**What the task requires:** Retype all material exactly. Pictures stay out of the copy.

====== Supplied information ======

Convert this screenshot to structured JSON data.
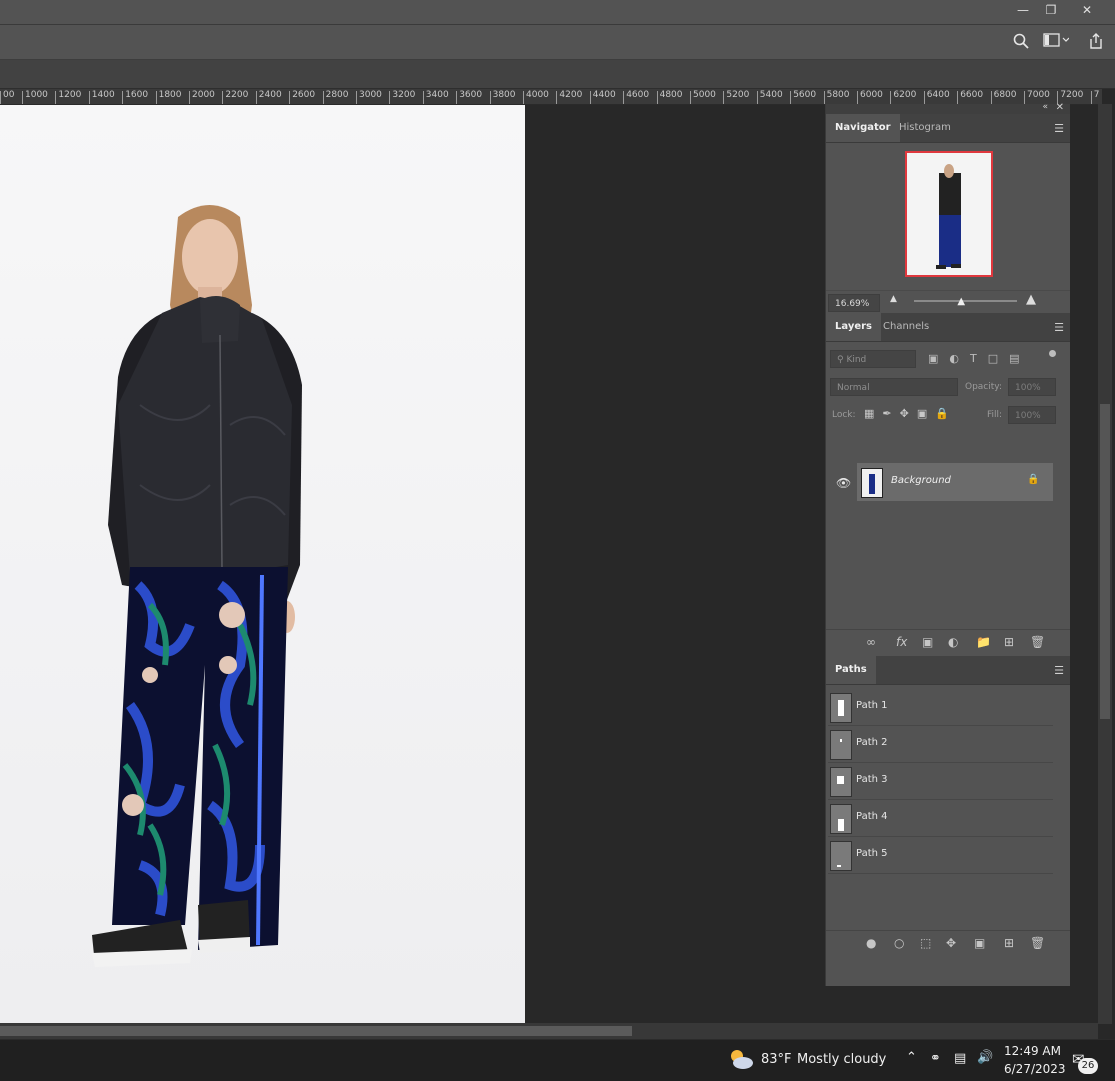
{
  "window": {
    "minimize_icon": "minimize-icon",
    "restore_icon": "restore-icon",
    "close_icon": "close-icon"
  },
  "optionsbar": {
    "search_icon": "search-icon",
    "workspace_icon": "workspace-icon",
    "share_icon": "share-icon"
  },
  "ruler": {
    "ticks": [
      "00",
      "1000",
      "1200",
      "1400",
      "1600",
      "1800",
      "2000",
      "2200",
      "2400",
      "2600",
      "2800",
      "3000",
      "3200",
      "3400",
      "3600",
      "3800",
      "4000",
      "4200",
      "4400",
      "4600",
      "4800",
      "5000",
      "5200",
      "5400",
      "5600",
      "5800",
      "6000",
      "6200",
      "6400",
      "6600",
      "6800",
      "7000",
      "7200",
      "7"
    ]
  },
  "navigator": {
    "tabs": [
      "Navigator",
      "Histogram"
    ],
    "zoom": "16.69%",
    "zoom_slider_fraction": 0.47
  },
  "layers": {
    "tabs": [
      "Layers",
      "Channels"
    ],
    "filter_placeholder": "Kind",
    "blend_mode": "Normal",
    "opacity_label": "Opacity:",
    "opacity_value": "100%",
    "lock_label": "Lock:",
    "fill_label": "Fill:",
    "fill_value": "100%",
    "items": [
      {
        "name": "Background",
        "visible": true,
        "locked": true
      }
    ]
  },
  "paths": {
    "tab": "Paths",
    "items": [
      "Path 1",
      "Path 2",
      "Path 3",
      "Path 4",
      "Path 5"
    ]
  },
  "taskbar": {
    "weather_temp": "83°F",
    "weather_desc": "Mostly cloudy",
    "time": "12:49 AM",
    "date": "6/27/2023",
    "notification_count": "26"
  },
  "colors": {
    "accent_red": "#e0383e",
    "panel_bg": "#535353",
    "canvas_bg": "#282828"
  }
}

======

**Answer to the problem:**
Convert this screenshot to structured JSON data.
{
  "window": {
    "minimize_icon": "minimize-icon",
    "restore_icon": "restore-icon",
    "close_icon": "close-icon"
  },
  "optionsbar": {
    "search_icon": "search-icon",
    "workspace_icon": "workspace-icon",
    "share_icon": "share-icon"
  },
  "ruler": {
    "ticks": [
      "00",
      "1000",
      "1200",
      "1400",
      "1600",
      "1800",
      "2000",
      "2200",
      "2400",
      "2600",
      "2800",
      "3000",
      "3200",
      "3400",
      "3600",
      "3800",
      "4000",
      "4200",
      "4400",
      "4600",
      "4800",
      "5000",
      "5200",
      "5400",
      "5600",
      "5800",
      "6000",
      "6200",
      "6400",
      "6600",
      "6800",
      "7000",
      "7200",
      "7"
    ]
  },
  "navigator": {
    "tabs": [
      "Navigator",
      "Histogram"
    ],
    "zoom": "16.69%",
    "zoom_slider_fraction": 0.47
  },
  "layers": {
    "tabs": [
      "Layers",
      "Channels"
    ],
    "filter_placeholder": "Kind",
    "blend_mode": "Normal",
    "opacity_label": "Opacity:",
    "opacity_value": "100%",
    "lock_label": "Lock:",
    "fill_label": "Fill:",
    "fill_value": "100%",
    "items": [
      {
        "name": "Background",
        "visible": true,
        "locked": true
      }
    ]
  },
  "paths": {
    "tab": "Paths",
    "items": [
      "Path 1",
      "Path 2",
      "Path 3",
      "Path 4",
      "Path 5"
    ]
  },
  "taskbar": {
    "weather_temp": "83°F",
    "weather_desc": "Mostly cloudy",
    "time": "12:49 AM",
    "date": "6/27/2023",
    "notification_count": "26"
  },
  "colors": {
    "accent_red": "#e0383e",
    "panel_bg": "#535353",
    "canvas_bg": "#282828"
  }
}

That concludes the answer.